Dataset rows:

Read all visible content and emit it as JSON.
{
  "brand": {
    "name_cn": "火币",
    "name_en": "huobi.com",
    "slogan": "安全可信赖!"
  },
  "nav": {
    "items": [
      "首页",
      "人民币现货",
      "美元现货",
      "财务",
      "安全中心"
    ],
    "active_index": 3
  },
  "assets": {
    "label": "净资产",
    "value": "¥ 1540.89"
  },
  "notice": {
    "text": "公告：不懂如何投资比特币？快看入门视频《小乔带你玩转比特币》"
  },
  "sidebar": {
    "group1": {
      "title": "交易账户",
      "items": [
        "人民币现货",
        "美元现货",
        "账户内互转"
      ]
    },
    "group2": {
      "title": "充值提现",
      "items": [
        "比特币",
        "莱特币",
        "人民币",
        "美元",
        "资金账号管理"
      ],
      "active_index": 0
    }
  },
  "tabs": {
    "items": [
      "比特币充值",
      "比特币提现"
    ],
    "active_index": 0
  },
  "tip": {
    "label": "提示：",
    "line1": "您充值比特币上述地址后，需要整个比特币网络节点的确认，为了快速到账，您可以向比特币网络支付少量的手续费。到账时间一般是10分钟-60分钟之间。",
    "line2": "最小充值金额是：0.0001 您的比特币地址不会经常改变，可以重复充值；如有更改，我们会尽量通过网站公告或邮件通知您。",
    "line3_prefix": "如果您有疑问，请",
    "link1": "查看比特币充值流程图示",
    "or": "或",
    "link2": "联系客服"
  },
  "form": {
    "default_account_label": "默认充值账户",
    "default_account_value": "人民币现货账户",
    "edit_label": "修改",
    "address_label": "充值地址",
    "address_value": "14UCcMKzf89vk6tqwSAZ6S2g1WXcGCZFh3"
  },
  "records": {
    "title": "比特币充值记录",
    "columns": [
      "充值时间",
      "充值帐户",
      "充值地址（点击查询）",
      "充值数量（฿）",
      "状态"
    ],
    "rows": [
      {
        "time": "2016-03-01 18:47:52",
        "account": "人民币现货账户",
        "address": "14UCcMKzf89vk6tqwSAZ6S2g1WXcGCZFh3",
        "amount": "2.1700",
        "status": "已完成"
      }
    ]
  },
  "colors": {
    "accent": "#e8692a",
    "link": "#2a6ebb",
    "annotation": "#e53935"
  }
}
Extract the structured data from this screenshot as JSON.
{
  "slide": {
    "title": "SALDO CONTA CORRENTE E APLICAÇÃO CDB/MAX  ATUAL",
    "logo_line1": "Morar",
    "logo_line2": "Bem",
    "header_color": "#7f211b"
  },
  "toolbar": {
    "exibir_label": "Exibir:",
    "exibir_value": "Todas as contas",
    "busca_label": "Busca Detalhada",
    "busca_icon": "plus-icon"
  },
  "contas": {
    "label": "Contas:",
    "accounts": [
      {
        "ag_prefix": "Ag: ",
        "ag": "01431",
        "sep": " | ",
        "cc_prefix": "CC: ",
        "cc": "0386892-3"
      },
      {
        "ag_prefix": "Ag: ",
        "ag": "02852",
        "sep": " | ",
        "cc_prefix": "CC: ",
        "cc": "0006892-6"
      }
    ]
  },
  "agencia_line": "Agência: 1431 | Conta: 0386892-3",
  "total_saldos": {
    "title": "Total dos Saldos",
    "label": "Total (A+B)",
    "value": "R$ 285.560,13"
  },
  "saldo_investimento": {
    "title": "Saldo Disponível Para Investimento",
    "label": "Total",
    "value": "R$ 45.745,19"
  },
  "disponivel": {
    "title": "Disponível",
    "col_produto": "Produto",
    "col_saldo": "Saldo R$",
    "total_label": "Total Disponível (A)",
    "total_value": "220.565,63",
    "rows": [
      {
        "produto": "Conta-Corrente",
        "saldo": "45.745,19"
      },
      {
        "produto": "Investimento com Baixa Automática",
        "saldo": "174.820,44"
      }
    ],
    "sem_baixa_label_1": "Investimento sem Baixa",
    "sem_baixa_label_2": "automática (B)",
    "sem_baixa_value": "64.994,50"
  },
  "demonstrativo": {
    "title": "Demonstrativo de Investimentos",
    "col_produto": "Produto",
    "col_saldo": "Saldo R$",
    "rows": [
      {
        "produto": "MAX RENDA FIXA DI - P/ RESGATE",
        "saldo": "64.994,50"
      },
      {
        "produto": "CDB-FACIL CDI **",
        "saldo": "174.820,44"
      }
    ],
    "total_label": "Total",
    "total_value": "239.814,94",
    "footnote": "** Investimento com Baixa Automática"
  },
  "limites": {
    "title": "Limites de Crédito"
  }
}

**Written problem**
From the records above, extract everything verbatim.

**In response**
Read all visible content and emit it as JSON.
{
  "brand": {
    "name_cn": "火币",
    "name_en": "huobi.com",
    "slogan": "安全可信赖!"
  },
  "nav": {
    "items": [
      "首页",
      "人民币现货",
      "美元现货",
      "财务",
      "安全中心"
    ],
    "active_index": 3
  },
  "assets": {
    "label": "净资产",
    "value": "¥ 1540.89"
  },
  "notice": {
    "text": "公告：不懂如何投资比特币？快看入门视频《小乔带你玩转比特币》"
  },
  "sidebar": {
    "group1": {
      "title": "交易账户",
      "items": [
        "人民币现货",
        "美元现货",
        "账户内互转"
      ]
    },
    "group2": {
      "title": "充值提现",
      "items": [
        "比特币",
        "莱特币",
        "人民币",
        "美元",
        "资金账号管理"
      ],
      "active_index": 0
    }
  },
  "tabs": {
    "items": [
      "比特币充值",
      "比特币提现"
    ],
    "active_index": 0
  },
  "tip": {
    "label": "提示：",
    "line1": "您充值比特币上述地址后，需要整个比特币网络节点的确认，为了快速到账，您可以向比特币网络支付少量的手续费。到账时间一般是10分钟-60分钟之间。",
    "line2": "最小充值金额是：0.0001 您的比特币地址不会经常改变，可以重复充值；如有更改，我们会尽量通过网站公告或邮件通知您。",
    "line3_prefix": "如果您有疑问，请",
    "link1": "查看比特币充值流程图示",
    "or": "或",
    "link2": "联系客服"
  },
  "form": {
    "default_account_label": "默认充值账户",
    "default_account_value": "人民币现货账户",
    "edit_label": "修改",
    "address_label": "充值地址",
    "address_value": "14UCcMKzf89vk6tqwSAZ6S2g1WXcGCZFh3"
  },
  "records": {
    "title": "比特币充值记录",
    "columns": [
      "充值时间",
      "充值帐户",
      "充值地址（点击查询）",
      "充值数量（฿）",
      "状态"
    ],
    "rows": [
      {
        "time": "2016-03-01 18:47:52",
        "account": "人民币现货账户",
        "address": "14UCcMKzf89vk6tqwSAZ6S2g1WXcGCZFh3",
        "amount": "2.1700",
        "status": "已完成"
      }
    ]
  },
  "colors": {
    "accent": "#e8692a",
    "link": "#2a6ebb",
    "annotation": "#e53935"
  }
}
Extract the structured data from this screenshot as JSON.
{
  "slide": {
    "title": "SALDO CONTA CORRENTE E APLICAÇÃO CDB/MAX  ATUAL",
    "logo_line1": "Morar",
    "logo_line2": "Bem",
    "header_color": "#7f211b"
  },
  "toolbar": {
    "exibir_label": "Exibir:",
    "exibir_value": "Todas as contas",
    "busca_label": "Busca Detalhada",
    "busca_icon": "plus-icon"
  },
  "contas": {
    "label": "Contas:",
    "accounts": [
      {
        "ag_prefix": "Ag: ",
        "ag": "01431",
        "sep": " | ",
        "cc_prefix": "CC: ",
        "cc": "0386892-3"
      },
      {
        "ag_prefix": "Ag: ",
        "ag": "02852",
        "sep": " | ",
        "cc_prefix": "CC: ",
        "cc": "0006892-6"
      }
    ]
  },
  "agencia_line": "Agência: 1431 | Conta: 0386892-3",
  "total_saldos": {
    "title": "Total dos Saldos",
    "label": "Total (A+B)",
    "value": "R$ 285.560,13"
  },
  "saldo_investimento": {
    "title": "Saldo Disponível Para Investimento",
    "label": "Total",
    "value": "R$ 45.745,19"
  },
  "disponivel": {
    "title": "Disponível",
    "col_produto": "Produto",
    "col_saldo": "Saldo R$",
    "total_label": "Total Disponível (A)",
    "total_value": "220.565,63",
    "rows": [
      {
        "produto": "Conta-Corrente",
        "saldo": "45.745,19"
      },
      {
        "produto": "Investimento com Baixa Automática",
        "saldo": "174.820,44"
      }
    ],
    "sem_baixa_label_1": "Investimento sem Baixa",
    "sem_baixa_label_2": "automática (B)",
    "sem_baixa_value": "64.994,50"
  },
  "demonstrativo": {
    "title": "Demonstrativo de Investimentos",
    "col_produto": "Produto",
    "col_saldo": "Saldo R$",
    "rows": [
      {
        "produto": "MAX RENDA FIXA DI - P/ RESGATE",
        "saldo": "64.994,50"
      },
      {
        "produto": "CDB-FACIL CDI **",
        "saldo": "174.820,44"
      }
    ],
    "total_label": "Total",
    "total_value": "239.814,94",
    "footnote": "** Investimento com Baixa Automática"
  },
  "limites": {
    "title": "Limites de Crédito"
  }
}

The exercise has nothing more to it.